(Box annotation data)
■ ■ ■ ■ ■ ■ ■

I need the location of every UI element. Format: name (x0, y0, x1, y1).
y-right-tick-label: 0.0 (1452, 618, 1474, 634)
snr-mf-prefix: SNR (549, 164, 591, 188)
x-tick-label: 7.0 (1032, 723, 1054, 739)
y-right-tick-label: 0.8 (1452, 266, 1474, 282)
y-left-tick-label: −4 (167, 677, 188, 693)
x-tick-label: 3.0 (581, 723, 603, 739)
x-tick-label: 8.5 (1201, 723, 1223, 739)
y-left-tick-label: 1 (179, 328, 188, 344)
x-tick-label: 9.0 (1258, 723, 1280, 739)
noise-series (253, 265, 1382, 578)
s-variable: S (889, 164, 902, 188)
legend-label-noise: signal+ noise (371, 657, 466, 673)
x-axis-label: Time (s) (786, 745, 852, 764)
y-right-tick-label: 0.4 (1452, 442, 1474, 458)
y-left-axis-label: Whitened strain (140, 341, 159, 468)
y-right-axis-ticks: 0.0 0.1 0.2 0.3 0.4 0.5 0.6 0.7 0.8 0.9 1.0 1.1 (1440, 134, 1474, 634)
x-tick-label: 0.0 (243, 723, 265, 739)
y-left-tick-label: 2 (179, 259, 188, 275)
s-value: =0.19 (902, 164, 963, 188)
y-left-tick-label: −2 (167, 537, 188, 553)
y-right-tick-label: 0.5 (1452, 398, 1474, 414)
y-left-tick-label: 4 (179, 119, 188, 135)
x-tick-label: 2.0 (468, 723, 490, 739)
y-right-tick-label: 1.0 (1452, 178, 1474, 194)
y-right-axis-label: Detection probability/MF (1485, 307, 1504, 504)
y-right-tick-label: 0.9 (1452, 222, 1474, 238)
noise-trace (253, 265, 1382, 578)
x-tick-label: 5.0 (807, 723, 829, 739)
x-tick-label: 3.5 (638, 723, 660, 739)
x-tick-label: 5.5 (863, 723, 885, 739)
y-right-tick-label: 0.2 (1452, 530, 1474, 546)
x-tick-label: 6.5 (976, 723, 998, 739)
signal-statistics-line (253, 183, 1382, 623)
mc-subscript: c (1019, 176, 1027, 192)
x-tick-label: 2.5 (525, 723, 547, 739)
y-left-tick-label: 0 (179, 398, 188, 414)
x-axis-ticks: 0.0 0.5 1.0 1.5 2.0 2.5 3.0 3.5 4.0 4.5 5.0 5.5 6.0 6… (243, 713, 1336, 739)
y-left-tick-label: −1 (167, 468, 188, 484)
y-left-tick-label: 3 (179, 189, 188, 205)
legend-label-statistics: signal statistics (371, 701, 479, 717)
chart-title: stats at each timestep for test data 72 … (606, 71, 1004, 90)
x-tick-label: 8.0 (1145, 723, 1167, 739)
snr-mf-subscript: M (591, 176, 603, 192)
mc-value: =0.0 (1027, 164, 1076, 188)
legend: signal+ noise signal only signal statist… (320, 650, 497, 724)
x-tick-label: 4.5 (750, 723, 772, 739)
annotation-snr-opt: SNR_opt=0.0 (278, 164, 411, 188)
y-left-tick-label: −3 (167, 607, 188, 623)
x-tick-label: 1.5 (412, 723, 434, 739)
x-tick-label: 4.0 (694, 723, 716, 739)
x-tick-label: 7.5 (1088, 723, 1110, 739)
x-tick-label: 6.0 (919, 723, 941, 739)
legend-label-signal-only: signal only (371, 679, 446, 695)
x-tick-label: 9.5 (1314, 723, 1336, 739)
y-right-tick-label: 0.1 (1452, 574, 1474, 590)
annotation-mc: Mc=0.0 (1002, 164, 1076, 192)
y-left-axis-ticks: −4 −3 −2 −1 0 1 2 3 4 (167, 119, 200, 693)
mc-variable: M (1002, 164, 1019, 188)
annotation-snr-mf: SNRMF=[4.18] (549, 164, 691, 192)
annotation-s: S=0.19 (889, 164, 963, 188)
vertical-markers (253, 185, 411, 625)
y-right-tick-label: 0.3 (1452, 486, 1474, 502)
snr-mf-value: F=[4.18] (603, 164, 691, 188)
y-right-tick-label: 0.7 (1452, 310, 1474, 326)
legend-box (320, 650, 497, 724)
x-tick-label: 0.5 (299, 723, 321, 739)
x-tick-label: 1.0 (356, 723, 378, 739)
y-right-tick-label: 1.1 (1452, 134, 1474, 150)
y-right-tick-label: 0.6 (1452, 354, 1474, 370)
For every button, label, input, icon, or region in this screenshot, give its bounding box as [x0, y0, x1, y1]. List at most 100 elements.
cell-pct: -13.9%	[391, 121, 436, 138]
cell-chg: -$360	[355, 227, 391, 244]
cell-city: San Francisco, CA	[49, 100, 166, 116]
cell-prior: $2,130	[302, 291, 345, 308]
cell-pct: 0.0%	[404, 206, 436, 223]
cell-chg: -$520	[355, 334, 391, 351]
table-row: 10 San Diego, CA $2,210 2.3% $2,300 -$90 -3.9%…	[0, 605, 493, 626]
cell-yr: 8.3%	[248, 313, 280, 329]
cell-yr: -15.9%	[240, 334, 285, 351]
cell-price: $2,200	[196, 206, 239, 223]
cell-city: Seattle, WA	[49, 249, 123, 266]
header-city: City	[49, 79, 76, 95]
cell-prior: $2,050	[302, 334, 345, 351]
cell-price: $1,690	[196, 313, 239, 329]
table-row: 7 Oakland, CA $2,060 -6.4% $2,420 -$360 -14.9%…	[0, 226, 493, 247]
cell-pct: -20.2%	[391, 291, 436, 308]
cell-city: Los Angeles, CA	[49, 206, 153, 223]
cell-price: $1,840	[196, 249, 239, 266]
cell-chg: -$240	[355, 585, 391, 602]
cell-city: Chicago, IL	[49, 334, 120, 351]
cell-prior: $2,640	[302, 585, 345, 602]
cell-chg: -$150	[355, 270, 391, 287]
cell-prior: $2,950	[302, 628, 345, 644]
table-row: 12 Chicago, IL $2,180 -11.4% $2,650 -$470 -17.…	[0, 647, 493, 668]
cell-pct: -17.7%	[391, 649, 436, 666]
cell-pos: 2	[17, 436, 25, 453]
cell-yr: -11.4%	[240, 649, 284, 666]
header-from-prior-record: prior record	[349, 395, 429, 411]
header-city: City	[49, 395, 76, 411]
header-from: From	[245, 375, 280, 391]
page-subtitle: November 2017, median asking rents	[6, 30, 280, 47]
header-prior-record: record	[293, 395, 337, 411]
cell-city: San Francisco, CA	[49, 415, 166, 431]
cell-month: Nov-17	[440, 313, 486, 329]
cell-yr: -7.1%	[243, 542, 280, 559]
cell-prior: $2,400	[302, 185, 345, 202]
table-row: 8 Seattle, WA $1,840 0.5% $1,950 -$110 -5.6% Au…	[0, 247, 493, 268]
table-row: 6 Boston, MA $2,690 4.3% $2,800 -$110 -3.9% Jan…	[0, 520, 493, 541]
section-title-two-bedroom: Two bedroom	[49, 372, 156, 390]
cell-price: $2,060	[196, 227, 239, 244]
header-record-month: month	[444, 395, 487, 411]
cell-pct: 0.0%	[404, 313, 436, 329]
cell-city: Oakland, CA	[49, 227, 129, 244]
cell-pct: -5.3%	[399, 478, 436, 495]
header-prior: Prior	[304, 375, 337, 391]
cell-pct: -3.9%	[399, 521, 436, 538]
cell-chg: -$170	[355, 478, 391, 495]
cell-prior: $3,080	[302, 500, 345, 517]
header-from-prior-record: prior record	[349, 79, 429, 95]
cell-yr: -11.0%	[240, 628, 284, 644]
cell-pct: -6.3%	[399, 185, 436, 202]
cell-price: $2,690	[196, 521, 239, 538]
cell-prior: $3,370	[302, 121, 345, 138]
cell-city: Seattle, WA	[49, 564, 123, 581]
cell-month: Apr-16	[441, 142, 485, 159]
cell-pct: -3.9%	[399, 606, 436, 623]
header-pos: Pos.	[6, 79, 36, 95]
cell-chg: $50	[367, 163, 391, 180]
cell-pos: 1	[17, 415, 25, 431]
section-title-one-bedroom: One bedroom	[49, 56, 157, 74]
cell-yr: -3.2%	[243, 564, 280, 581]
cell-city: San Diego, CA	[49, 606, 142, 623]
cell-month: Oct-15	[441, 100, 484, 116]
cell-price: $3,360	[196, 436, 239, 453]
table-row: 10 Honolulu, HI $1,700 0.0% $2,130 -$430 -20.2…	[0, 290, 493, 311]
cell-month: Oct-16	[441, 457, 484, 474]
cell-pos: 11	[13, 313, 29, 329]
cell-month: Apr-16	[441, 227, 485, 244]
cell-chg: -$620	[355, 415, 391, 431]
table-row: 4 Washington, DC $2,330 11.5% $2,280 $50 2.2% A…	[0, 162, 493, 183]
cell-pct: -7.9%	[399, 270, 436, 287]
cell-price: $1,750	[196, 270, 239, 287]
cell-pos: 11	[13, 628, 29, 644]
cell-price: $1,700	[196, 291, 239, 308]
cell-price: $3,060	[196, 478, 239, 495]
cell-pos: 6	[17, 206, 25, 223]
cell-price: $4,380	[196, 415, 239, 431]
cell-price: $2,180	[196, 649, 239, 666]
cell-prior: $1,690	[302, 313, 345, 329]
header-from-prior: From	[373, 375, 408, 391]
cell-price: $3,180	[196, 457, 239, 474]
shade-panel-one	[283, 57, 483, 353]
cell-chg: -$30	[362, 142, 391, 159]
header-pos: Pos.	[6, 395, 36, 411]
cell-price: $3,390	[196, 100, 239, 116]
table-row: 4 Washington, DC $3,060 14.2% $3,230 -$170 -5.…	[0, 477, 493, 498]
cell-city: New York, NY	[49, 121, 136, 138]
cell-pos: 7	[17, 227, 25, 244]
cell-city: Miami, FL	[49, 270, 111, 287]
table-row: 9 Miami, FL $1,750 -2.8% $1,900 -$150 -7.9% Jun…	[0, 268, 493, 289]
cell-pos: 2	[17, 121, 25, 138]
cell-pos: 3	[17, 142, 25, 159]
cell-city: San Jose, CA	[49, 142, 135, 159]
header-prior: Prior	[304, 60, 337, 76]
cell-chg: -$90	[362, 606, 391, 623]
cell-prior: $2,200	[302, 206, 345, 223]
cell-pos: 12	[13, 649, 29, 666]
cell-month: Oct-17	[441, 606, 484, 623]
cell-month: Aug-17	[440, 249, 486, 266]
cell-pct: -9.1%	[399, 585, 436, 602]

■ ■ ■ ■ ■ ■ ■

Goal:
Reproduce the listing from its first line through the line containing "s-variable: S (889, 164, 902, 188)", inclusive, replacing "x-tick-label" with "x-axis-tick" throughout and changing nothing else. Give only those lines.

Answer:
I need the location of every UI element. Format: name (x0, y0, x1, y1).
y-right-tick-label: 0.0 (1452, 618, 1474, 634)
snr-mf-prefix: SNR (549, 164, 591, 188)
x-axis-tick: 7.0 (1032, 723, 1054, 739)
y-right-tick-label: 0.8 (1452, 266, 1474, 282)
y-left-tick-label: −4 (167, 677, 188, 693)
x-axis-tick: 3.0 (581, 723, 603, 739)
x-axis-tick: 8.5 (1201, 723, 1223, 739)
y-left-tick-label: 1 (179, 328, 188, 344)
x-axis-tick: 9.0 (1258, 723, 1280, 739)
noise-series (253, 265, 1382, 578)
s-variable: S (889, 164, 902, 188)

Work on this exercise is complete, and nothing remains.